**Text provided**:
SC - curry leaves?

Nanna Rögnvaldardóttir nannar at isholf.is
Sun Jun 13 11:10:27 PDT 1999


Ras wrote:

>This plant is not the same thing as the plant described by someone else on
>the list as a curry plant which had needle-like leaves.


O.K., I missed that description, and since I was only consulting books on
culinary herbs, none of them mentioned this one. And I forgot that "herb" in
English doesn´t neccessarily mean "culinary herb" - you see, the term used
in my language, "kryddjurt" can only mean a culinary herb, so I sometimes
forget the English term covers a much wider field. Thank you for explaining.

**Material provided**:

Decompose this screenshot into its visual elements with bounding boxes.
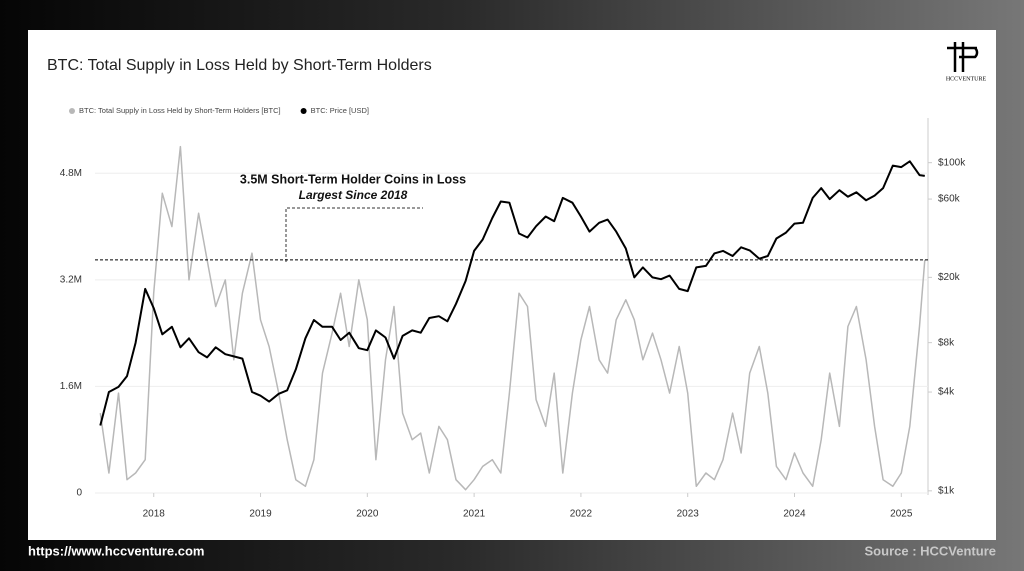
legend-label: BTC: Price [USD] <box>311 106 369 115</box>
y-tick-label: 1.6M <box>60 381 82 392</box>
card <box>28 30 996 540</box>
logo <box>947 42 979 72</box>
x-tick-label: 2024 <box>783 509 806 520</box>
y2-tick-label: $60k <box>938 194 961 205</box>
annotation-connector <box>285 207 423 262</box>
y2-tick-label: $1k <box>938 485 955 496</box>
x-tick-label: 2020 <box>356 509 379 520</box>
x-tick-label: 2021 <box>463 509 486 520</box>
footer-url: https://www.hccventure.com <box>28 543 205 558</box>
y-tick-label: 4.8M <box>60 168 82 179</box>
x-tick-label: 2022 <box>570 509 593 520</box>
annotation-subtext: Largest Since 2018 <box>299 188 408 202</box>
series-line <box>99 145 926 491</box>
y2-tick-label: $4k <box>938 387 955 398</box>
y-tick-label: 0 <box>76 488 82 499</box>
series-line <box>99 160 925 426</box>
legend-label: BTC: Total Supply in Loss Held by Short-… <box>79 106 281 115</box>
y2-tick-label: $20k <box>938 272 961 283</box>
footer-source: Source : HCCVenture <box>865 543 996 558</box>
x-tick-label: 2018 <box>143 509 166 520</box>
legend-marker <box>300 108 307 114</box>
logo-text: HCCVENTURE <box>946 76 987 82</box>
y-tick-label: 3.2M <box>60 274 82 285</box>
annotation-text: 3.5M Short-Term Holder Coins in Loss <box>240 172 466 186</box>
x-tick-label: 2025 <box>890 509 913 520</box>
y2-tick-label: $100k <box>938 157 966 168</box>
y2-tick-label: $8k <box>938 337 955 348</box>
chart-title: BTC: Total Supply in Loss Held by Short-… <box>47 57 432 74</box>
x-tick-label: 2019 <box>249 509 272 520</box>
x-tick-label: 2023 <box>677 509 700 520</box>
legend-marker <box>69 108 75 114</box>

**Set tasks**:
1. In the records, write out every line from the one containing "legend-label: BTC: Price" through the one containing "y-tick-label: 4.8M <box>60 168 82 179</box>", including both of those lines, with no changes.
2. Extend the mailing-list post about curry leaves, picking up right after its final sentence.

**Task-by-task answers**:
1.
legend-label: BTC: Price [USD] <box>311 106 369 115</box>
y-tick-label: 1.6M <box>60 381 82 392</box>
card <box>28 30 996 540</box>
logo <box>947 42 979 72</box>
x-tick-label: 2024 <box>783 509 806 520</box>
y2-tick-label: $60k <box>938 194 961 205</box>
annotation-connector <box>285 207 423 262</box>
y2-tick-label: $1k <box>938 485 955 496</box>
x-tick-label: 2020 <box>356 509 379 520</box>
x-tick-label: 2021 <box>463 509 486 520</box>
footer-url: https://www.hccventure.com <box>28 543 205 558</box>
y-tick-label: 4.8M <box>60 168 82 179</box>

2.
>Somewhere along the way, an enterprising businessman decided to standardize
>this blend and market it as 'curry powder.'

Yes. Hannah Glasse gives (in 1747) a recipe for making "Currey the Indian
way" (chicken with turmeric, ginger and pepper beat very fine). Mary
Randolph has, in The Virginia Housewife, a recipe for homemade curry powder
(equal quantities of turmeric, coriander seed, cumin, ginger, nutmeg, mace
and cayenne pepper). Eliza Acton talks in 1845 about "the great superiority
of the oriental curries over those generally prepared in England", but Mrs.
Beeton says that commercial curry powder is generally speaking far superior
to homemade. You can se a clear downward trend there ...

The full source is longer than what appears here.